What you have to do ::
Set down each record below precisely, skipping the pictures.

Data entries
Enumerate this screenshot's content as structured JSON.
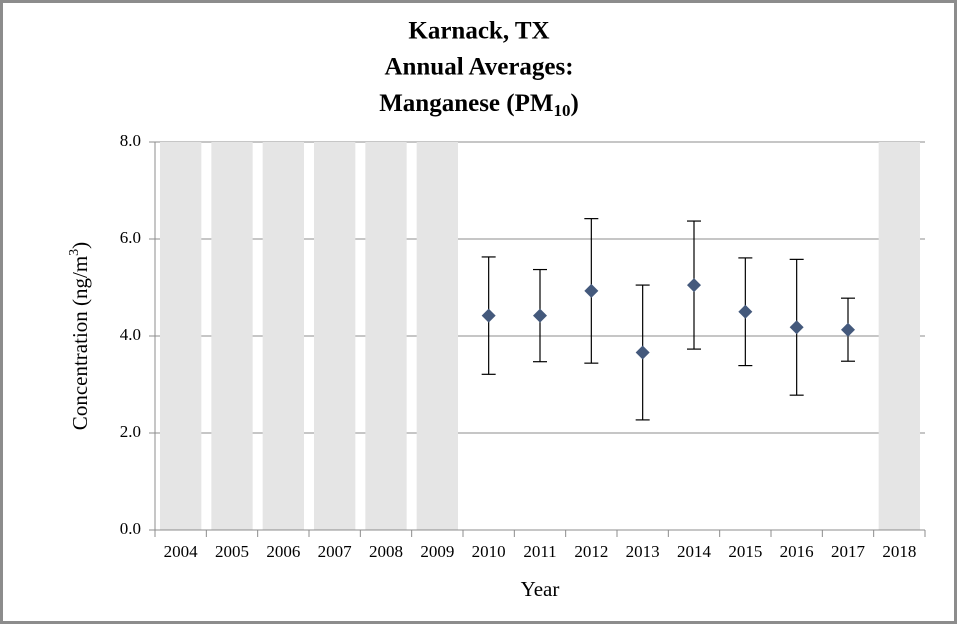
{
  "chart_data": {
    "type": "errorbar",
    "title": [
      "Karnack, TX",
      "Annual Averages:",
      {
        "text": "Manganese (PM",
        "subscript": "10",
        "suffix": ")"
      }
    ],
    "y_label": {
      "text": "Concentration (ng/m",
      "superscript": "3",
      "suffix": ")"
    },
    "x_label": "Year",
    "categories": [
      "2004",
      "2005",
      "2006",
      "2007",
      "2008",
      "2009",
      "2010",
      "2011",
      "2012",
      "2013",
      "2014",
      "2015",
      "2016",
      "2017",
      "2018"
    ],
    "values": [
      null,
      null,
      null,
      null,
      null,
      null,
      4.42,
      4.42,
      4.93,
      3.66,
      5.05,
      4.5,
      4.18,
      4.13,
      null
    ],
    "errors": [
      null,
      null,
      null,
      null,
      null,
      null,
      1.21,
      0.95,
      1.49,
      1.39,
      1.32,
      1.11,
      1.4,
      0.65,
      null
    ],
    "color": "#44597c",
    "error_color": "#000000",
    "shade_missing": true,
    "shade_color": "#e5e5e5",
    "ylim": [
      0,
      8
    ],
    "yticks": [
      {
        "value": 0,
        "label": "0.0"
      },
      {
        "value": 2,
        "label": "2.0"
      },
      {
        "value": 4,
        "label": "4.0"
      },
      {
        "value": 6,
        "label": "6.0"
      },
      {
        "value": 8,
        "label": "8.0"
      }
    ],
    "grid": true
  }
}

Output of the task ::
Enumerate this screenshot's content as structured JSON.
{
  "chart_data": {
    "type": "errorbar",
    "title": [
      "Karnack, TX",
      "Annual Averages:",
      {
        "text": "Manganese (PM",
        "subscript": "10",
        "suffix": ")"
      }
    ],
    "y_label": {
      "text": "Concentration (ng/m",
      "superscript": "3",
      "suffix": ")"
    },
    "x_label": "Year",
    "categories": [
      "2004",
      "2005",
      "2006",
      "2007",
      "2008",
      "2009",
      "2010",
      "2011",
      "2012",
      "2013",
      "2014",
      "2015",
      "2016",
      "2017",
      "2018"
    ],
    "values": [
      null,
      null,
      null,
      null,
      null,
      null,
      4.42,
      4.42,
      4.93,
      3.66,
      5.05,
      4.5,
      4.18,
      4.13,
      null
    ],
    "errors": [
      null,
      null,
      null,
      null,
      null,
      null,
      1.21,
      0.95,
      1.49,
      1.39,
      1.32,
      1.11,
      1.4,
      0.65,
      null
    ],
    "color": "#44597c",
    "error_color": "#000000",
    "shade_missing": true,
    "shade_color": "#e5e5e5",
    "ylim": [
      0,
      8
    ],
    "yticks": [
      {
        "value": 0,
        "label": "0.0"
      },
      {
        "value": 2,
        "label": "2.0"
      },
      {
        "value": 4,
        "label": "4.0"
      },
      {
        "value": 6,
        "label": "6.0"
      },
      {
        "value": 8,
        "label": "8.0"
      }
    ],
    "grid": true
  }
}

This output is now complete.